■ **Extracted records**
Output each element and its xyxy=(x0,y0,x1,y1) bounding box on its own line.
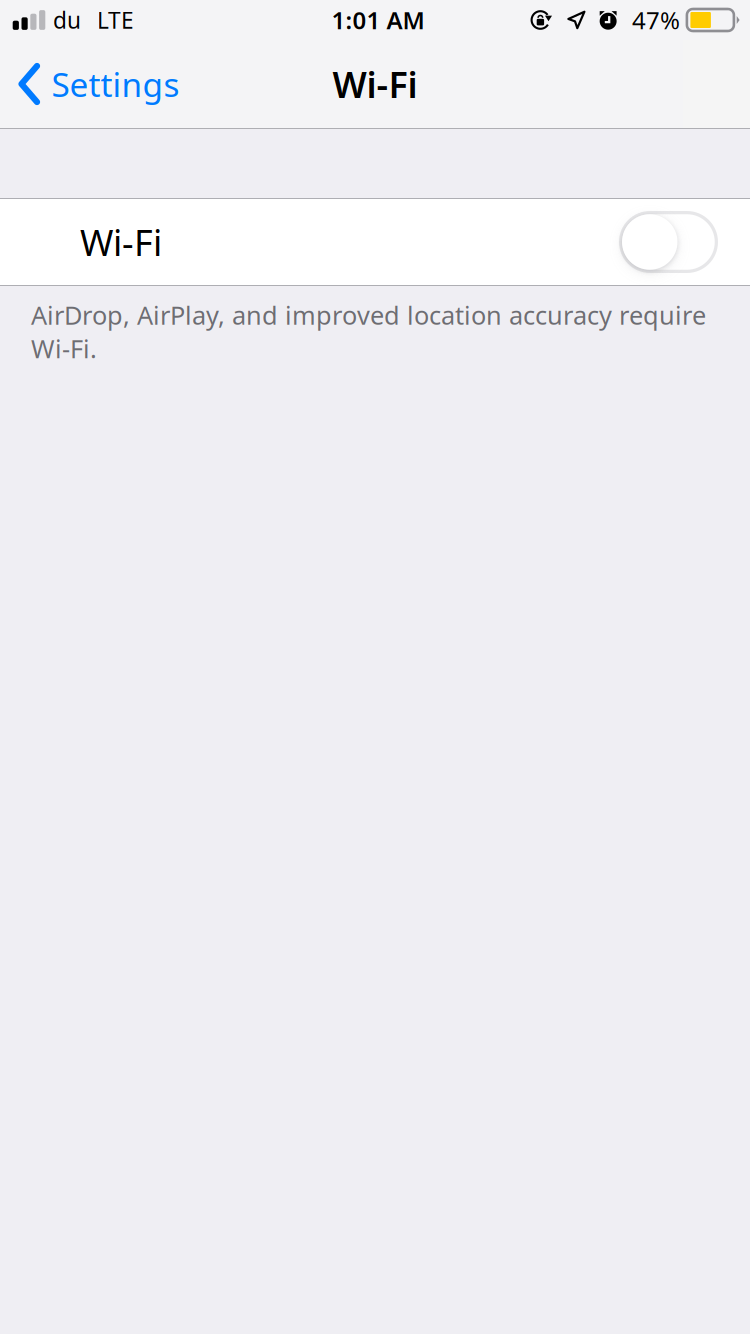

==

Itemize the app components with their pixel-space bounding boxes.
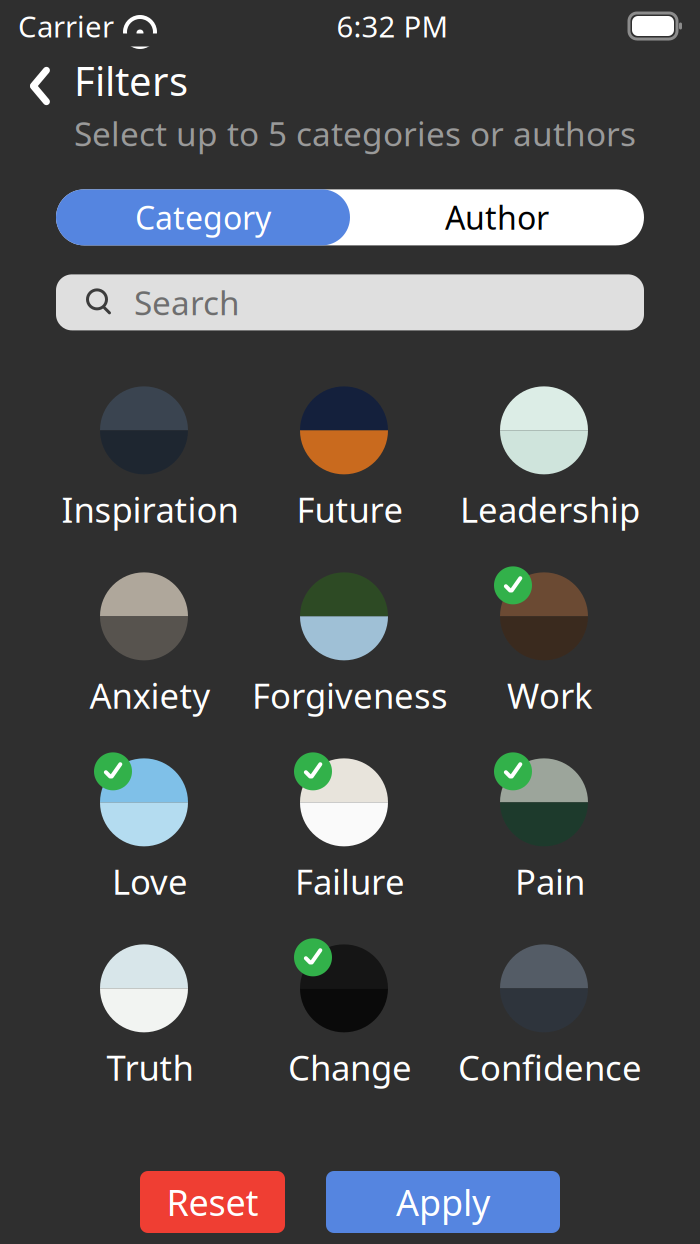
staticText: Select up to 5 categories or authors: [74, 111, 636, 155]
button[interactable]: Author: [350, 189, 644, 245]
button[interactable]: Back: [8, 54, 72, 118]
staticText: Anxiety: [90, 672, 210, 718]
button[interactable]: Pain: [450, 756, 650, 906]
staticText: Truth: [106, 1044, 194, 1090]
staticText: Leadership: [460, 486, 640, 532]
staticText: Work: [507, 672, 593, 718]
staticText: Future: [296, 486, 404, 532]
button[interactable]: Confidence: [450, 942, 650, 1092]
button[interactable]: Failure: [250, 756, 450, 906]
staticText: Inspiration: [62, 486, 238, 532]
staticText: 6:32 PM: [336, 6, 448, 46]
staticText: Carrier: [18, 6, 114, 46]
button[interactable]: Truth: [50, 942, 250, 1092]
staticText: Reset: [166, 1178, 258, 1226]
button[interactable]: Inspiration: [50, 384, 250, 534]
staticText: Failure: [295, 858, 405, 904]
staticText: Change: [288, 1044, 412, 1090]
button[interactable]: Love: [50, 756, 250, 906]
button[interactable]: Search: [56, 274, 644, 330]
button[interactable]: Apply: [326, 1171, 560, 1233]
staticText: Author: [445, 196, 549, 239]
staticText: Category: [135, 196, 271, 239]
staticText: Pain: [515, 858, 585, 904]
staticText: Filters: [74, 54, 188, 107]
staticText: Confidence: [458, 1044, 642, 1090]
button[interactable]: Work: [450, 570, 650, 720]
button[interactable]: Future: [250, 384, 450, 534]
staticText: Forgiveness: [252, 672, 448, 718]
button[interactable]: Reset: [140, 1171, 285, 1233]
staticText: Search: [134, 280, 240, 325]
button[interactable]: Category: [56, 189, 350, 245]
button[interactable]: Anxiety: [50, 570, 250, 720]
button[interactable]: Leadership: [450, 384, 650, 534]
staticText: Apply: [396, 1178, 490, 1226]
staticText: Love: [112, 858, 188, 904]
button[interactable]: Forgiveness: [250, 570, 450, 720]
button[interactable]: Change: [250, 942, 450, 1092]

■ **What is expected**
Convert the material from the line with "Itemize the app" to the line with "staticText: Future: [296, 486, 404, 532]" into a two-column CSV headed input and output, giving each text and the answer under it a row of its own. Quote every field, replace line breaks with spaces, and omit the pictures.

■ **Task result**
input,output
"Itemize the app components with their pixel-space bounding boxes.","staticText: Select up to 5 categories or authors: [74, 111, 636, 155] button[interactable]: Author: [350, 189, 644, 245] button[interactable]: Back: [8, 54, 72, 118] staticText: Anxiety: [90, 672, 210, 718] button[interactable]: Pain: [450, 756, 650, 906] staticText: Truth: [106, 1044, 194, 1090] staticText: Leadership: [460, 486, 640, 532] staticText: Work: [507, 672, 593, 718] staticText: Future: [296, 486, 404, 532]"